── Material for this exercise ──
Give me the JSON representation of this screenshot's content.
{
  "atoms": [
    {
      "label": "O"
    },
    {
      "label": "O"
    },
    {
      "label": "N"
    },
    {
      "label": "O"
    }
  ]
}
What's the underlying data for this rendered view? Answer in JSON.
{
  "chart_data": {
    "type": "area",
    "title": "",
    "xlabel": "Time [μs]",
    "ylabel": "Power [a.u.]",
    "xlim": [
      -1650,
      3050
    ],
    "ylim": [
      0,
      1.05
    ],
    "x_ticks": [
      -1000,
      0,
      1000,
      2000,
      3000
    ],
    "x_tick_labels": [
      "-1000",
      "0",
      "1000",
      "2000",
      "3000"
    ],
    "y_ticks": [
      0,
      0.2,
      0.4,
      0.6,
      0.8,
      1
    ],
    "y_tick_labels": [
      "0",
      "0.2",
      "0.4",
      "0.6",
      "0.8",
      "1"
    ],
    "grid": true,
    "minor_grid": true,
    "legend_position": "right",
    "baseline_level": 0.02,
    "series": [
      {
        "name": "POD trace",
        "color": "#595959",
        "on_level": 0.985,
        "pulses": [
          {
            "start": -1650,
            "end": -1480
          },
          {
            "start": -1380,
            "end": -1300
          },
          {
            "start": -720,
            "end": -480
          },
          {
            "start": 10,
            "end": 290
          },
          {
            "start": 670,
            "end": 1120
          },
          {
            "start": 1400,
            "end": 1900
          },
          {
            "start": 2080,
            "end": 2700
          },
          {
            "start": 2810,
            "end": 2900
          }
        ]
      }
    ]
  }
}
───
#### Task to complete
Write down every line of the data exactly as it appears above.

#### Result of the task
Give me the JSON representation of this screenshot's content.
{
  "atoms": [
    {
      "label": "O"
    },
    {
      "label": "O"
    },
    {
      "label": "N"
    },
    {
      "label": "O"
    }
  ]
}
What's the underlying data for this rendered view? Answer in JSON.
{
  "chart_data": {
    "type": "area",
    "title": "",
    "xlabel": "Time [μs]",
    "ylabel": "Power [a.u.]",
    "xlim": [
      -1650,
      3050
    ],
    "ylim": [
      0,
      1.05
    ],
    "x_ticks": [
      -1000,
      0,
      1000,
      2000,
      3000
    ],
    "x_tick_labels": [
      "-1000",
      "0",
      "1000",
      "2000",
      "3000"
    ],
    "y_ticks": [
      0,
      0.2,
      0.4,
      0.6,
      0.8,
      1
    ],
    "y_tick_labels": [
      "0",
      "0.2",
      "0.4",
      "0.6",
      "0.8",
      "1"
    ],
    "grid": true,
    "minor_grid": true,
    "legend_position": "right",
    "baseline_level": 0.02,
    "series": [
      {
        "name": "POD trace",
        "color": "#595959",
        "on_level": 0.985,
        "pulses": [
          {
            "start": -1650,
            "end": -1480
          },
          {
            "start": -1380,
            "end": -1300
          },
          {
            "start": -720,
            "end": -480
          },
          {
            "start": 10,
            "end": 290
          },
          {
            "start": 670,
            "end": 1120
          },
          {
            "start": 1400,
            "end": 1900
          },
          {
            "start": 2080,
            "end": 2700
          },
          {
            "start": 2810,
            "end": 2900
          }
        ]
      }
    ]
  }
}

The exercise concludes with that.